* Data entries
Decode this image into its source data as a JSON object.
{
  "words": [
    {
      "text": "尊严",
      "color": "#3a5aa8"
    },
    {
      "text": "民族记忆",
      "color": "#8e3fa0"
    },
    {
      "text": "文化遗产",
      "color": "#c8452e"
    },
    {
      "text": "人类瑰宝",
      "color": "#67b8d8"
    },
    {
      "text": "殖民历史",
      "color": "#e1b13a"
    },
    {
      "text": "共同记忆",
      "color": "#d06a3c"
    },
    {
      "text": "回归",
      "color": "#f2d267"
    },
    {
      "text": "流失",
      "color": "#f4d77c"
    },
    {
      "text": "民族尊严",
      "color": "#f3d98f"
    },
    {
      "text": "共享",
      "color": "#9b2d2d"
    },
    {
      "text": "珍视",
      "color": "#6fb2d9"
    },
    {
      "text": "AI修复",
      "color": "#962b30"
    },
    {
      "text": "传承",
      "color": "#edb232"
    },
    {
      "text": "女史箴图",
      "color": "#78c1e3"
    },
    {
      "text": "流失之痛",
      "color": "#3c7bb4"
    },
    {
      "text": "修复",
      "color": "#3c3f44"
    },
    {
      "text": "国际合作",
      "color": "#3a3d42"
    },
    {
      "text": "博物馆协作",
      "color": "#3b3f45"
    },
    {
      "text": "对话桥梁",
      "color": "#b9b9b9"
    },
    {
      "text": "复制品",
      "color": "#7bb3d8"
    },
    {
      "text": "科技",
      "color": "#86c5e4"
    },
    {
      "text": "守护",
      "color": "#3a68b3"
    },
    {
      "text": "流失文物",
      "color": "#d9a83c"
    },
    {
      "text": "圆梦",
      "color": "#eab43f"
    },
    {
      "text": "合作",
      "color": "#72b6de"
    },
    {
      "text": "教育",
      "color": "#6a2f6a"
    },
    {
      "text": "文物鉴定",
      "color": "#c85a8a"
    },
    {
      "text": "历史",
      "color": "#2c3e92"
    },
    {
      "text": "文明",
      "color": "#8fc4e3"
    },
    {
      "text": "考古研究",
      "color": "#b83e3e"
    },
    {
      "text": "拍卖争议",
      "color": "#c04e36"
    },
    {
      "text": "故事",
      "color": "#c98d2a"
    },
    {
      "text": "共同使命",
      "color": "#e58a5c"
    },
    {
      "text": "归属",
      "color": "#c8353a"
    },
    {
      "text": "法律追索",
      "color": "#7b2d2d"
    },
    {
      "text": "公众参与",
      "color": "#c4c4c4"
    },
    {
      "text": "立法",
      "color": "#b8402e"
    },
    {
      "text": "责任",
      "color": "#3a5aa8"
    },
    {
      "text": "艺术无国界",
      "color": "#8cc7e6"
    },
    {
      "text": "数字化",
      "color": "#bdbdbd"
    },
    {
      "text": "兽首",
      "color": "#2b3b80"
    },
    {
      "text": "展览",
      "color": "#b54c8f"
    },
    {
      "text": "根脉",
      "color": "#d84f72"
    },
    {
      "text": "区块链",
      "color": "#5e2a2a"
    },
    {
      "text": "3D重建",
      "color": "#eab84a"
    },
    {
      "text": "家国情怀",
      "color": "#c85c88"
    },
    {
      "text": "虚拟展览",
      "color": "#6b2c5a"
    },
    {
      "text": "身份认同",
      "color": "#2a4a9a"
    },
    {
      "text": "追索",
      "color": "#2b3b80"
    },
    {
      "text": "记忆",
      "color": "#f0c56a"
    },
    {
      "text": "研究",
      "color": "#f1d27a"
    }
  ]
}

* What you will do
Restate the data above word for word.

* Result
Decode this image into its source data as a JSON object.
{
  "words": [
    {
      "text": "尊严",
      "color": "#3a5aa8"
    },
    {
      "text": "民族记忆",
      "color": "#8e3fa0"
    },
    {
      "text": "文化遗产",
      "color": "#c8452e"
    },
    {
      "text": "人类瑰宝",
      "color": "#67b8d8"
    },
    {
      "text": "殖民历史",
      "color": "#e1b13a"
    },
    {
      "text": "共同记忆",
      "color": "#d06a3c"
    },
    {
      "text": "回归",
      "color": "#f2d267"
    },
    {
      "text": "流失",
      "color": "#f4d77c"
    },
    {
      "text": "民族尊严",
      "color": "#f3d98f"
    },
    {
      "text": "共享",
      "color": "#9b2d2d"
    },
    {
      "text": "珍视",
      "color": "#6fb2d9"
    },
    {
      "text": "AI修复",
      "color": "#962b30"
    },
    {
      "text": "传承",
      "color": "#edb232"
    },
    {
      "text": "女史箴图",
      "color": "#78c1e3"
    },
    {
      "text": "流失之痛",
      "color": "#3c7bb4"
    },
    {
      "text": "修复",
      "color": "#3c3f44"
    },
    {
      "text": "国际合作",
      "color": "#3a3d42"
    },
    {
      "text": "博物馆协作",
      "color": "#3b3f45"
    },
    {
      "text": "对话桥梁",
      "color": "#b9b9b9"
    },
    {
      "text": "复制品",
      "color": "#7bb3d8"
    },
    {
      "text": "科技",
      "color": "#86c5e4"
    },
    {
      "text": "守护",
      "color": "#3a68b3"
    },
    {
      "text": "流失文物",
      "color": "#d9a83c"
    },
    {
      "text": "圆梦",
      "color": "#eab43f"
    },
    {
      "text": "合作",
      "color": "#72b6de"
    },
    {
      "text": "教育",
      "color": "#6a2f6a"
    },
    {
      "text": "文物鉴定",
      "color": "#c85a8a"
    },
    {
      "text": "历史",
      "color": "#2c3e92"
    },
    {
      "text": "文明",
      "color": "#8fc4e3"
    },
    {
      "text": "考古研究",
      "color": "#b83e3e"
    },
    {
      "text": "拍卖争议",
      "color": "#c04e36"
    },
    {
      "text": "故事",
      "color": "#c98d2a"
    },
    {
      "text": "共同使命",
      "color": "#e58a5c"
    },
    {
      "text": "归属",
      "color": "#c8353a"
    },
    {
      "text": "法律追索",
      "color": "#7b2d2d"
    },
    {
      "text": "公众参与",
      "color": "#c4c4c4"
    },
    {
      "text": "立法",
      "color": "#b8402e"
    },
    {
      "text": "责任",
      "color": "#3a5aa8"
    },
    {
      "text": "艺术无国界",
      "color": "#8cc7e6"
    },
    {
      "text": "数字化",
      "color": "#bdbdbd"
    },
    {
      "text": "兽首",
      "color": "#2b3b80"
    },
    {
      "text": "展览",
      "color": "#b54c8f"
    },
    {
      "text": "根脉",
      "color": "#d84f72"
    },
    {
      "text": "区块链",
      "color": "#5e2a2a"
    },
    {
      "text": "3D重建",
      "color": "#eab84a"
    },
    {
      "text": "家国情怀",
      "color": "#c85c88"
    },
    {
      "text": "虚拟展览",
      "color": "#6b2c5a"
    },
    {
      "text": "身份认同",
      "color": "#2a4a9a"
    },
    {
      "text": "追索",
      "color": "#2b3b80"
    },
    {
      "text": "记忆",
      "color": "#f0c56a"
    },
    {
      "text": "研究",
      "color": "#f1d27a"
    }
  ]
}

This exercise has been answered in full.